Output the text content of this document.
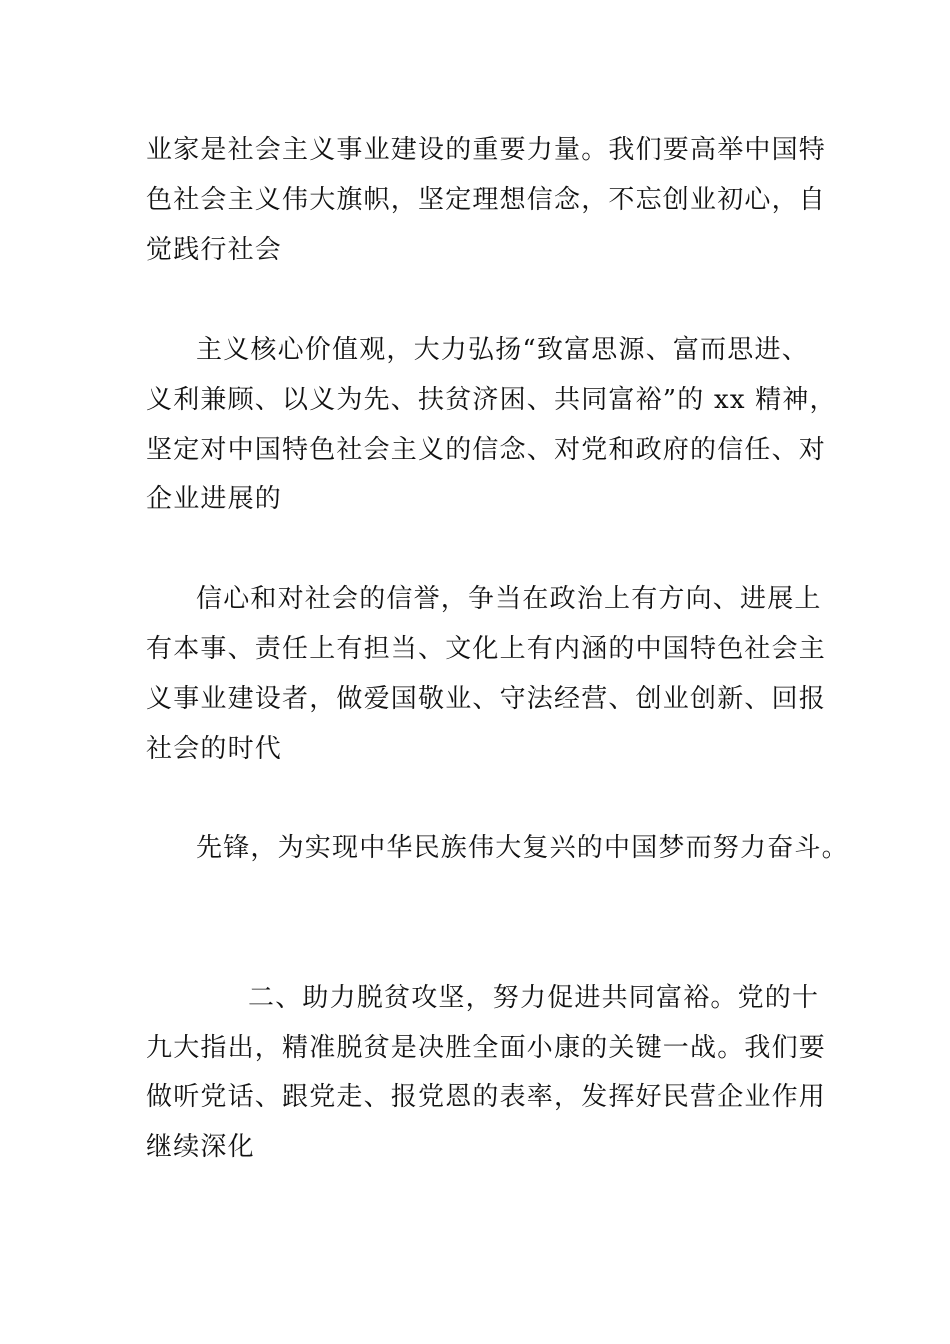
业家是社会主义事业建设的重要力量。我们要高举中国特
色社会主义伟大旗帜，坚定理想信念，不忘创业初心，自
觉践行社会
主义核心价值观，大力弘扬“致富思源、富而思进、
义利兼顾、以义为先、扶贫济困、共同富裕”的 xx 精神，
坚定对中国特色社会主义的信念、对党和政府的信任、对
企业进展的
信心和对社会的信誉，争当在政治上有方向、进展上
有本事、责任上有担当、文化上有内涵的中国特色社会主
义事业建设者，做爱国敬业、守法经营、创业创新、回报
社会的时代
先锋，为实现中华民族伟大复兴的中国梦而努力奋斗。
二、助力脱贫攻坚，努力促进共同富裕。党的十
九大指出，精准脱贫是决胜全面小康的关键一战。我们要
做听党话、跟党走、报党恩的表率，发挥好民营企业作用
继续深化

● ● ● ● ●

**Work to do:**
Using the material above, set down every line exactly, but skip the pictures.

**The completed task:**
Output the text content of this document.
业家是社会主义事业建设的重要力量。我们要高举中国特
色社会主义伟大旗帜，坚定理想信念，不忘创业初心，自
觉践行社会
主义核心价值观，大力弘扬“致富思源、富而思进、
义利兼顾、以义为先、扶贫济困、共同富裕”的 xx 精神，
坚定对中国特色社会主义的信念、对党和政府的信任、对
企业进展的
信心和对社会的信誉，争当在政治上有方向、进展上
有本事、责任上有担当、文化上有内涵的中国特色社会主
义事业建设者，做爱国敬业、守法经营、创业创新、回报
社会的时代
先锋，为实现中华民族伟大复兴的中国梦而努力奋斗。
二、助力脱贫攻坚，努力促进共同富裕。党的十
九大指出，精准脱贫是决胜全面小康的关键一战。我们要
做听党话、跟党走、报党恩的表率，发挥好民营企业作用
继续深化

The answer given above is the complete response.